### WHAT THE EXERCISE ASKS
Quote every entry word for word.

### EXERCISE MATERIALS
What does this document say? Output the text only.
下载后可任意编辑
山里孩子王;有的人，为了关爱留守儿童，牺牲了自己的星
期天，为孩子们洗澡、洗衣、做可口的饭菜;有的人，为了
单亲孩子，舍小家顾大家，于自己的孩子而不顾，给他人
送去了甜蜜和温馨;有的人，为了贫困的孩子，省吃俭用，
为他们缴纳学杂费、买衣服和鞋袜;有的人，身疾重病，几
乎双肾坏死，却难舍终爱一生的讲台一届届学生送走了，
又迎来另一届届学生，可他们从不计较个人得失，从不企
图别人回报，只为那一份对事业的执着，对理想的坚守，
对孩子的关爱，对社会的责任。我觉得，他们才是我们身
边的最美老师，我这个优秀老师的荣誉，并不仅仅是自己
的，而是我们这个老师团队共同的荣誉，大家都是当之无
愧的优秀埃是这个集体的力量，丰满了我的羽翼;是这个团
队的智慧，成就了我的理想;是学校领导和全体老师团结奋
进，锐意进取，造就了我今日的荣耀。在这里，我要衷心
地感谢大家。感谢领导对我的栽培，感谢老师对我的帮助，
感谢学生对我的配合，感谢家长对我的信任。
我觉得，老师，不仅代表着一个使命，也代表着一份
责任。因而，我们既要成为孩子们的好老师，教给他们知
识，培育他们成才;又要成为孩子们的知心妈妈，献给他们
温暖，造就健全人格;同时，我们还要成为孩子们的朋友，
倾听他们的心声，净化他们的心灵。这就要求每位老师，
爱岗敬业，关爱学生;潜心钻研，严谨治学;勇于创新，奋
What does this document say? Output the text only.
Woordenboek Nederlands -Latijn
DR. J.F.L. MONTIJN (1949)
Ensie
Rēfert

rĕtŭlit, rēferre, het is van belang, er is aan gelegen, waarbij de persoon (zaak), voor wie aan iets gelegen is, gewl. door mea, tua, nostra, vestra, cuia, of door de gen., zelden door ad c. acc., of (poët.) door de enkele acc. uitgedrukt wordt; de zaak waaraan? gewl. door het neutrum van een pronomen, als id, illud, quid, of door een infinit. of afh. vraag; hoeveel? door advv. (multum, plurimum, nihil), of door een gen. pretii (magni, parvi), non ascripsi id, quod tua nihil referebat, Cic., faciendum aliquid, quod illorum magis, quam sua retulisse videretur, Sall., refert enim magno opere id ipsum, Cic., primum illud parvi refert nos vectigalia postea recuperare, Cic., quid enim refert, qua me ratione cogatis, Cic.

### OUTPUT FOR THIS TASK
What does this document say? Output the text only.
下载后可任意编辑
山里孩子王;有的人，为了关爱留守儿童，牺牲了自己的星
期天，为孩子们洗澡、洗衣、做可口的饭菜;有的人，为了
单亲孩子，舍小家顾大家，于自己的孩子而不顾，给他人
送去了甜蜜和温馨;有的人，为了贫困的孩子，省吃俭用，
为他们缴纳学杂费、买衣服和鞋袜;有的人，身疾重病，几
乎双肾坏死，却难舍终爱一生的讲台一届届学生送走了，
又迎来另一届届学生，可他们从不计较个人得失，从不企
图别人回报，只为那一份对事业的执着，对理想的坚守，
对孩子的关爱，对社会的责任。我觉得，他们才是我们身
边的最美老师，我这个优秀老师的荣誉，并不仅仅是自己
的，而是我们这个老师团队共同的荣誉，大家都是当之无
愧的优秀埃是这个集体的力量，丰满了我的羽翼;是这个团
队的智慧，成就了我的理想;是学校领导和全体老师团结奋
进，锐意进取，造就了我今日的荣耀。在这里，我要衷心
地感谢大家。感谢领导对我的栽培，感谢老师对我的帮助，
感谢学生对我的配合，感谢家长对我的信任。
我觉得，老师，不仅代表着一个使命，也代表着一份
责任。因而，我们既要成为孩子们的好老师，教给他们知
识，培育他们成才;又要成为孩子们的知心妈妈，献给他们
温暖，造就健全人格;同时，我们还要成为孩子们的朋友，
倾听他们的心声，净化他们的心灵。这就要求每位老师，
爱岗敬业，关爱学生;潜心钻研，严谨治学;勇于创新，奋
What does this document say? Output the text only.
Woordenboek Nederlands -Latijn
DR. J.F.L. MONTIJN (1949)
Ensie
Rēfert

rĕtŭlit, rēferre, het is van belang, er is aan gelegen, waarbij de persoon (zaak), voor wie aan iets gelegen is, gewl. door mea, tua, nostra, vestra, cuia, of door de gen., zelden door ad c. acc., of (poët.) door de enkele acc. uitgedrukt wordt; de zaak waaraan? gewl. door het neutrum van een pronomen, als id, illud, quid, of door een infinit. of afh. vraag; hoeveel? door advv. (multum, plurimum, nihil), of door een gen. pretii (magni, parvi), non ascripsi id, quod tua nihil referebat, Cic., faciendum aliquid, quod illorum magis, quam sua retulisse videretur, Sall., refert enim magno opere id ipsum, Cic., primum illud parvi refert nos vectigalia postea recuperare, Cic., quid enim refert, qua me ratione cogatis, Cic.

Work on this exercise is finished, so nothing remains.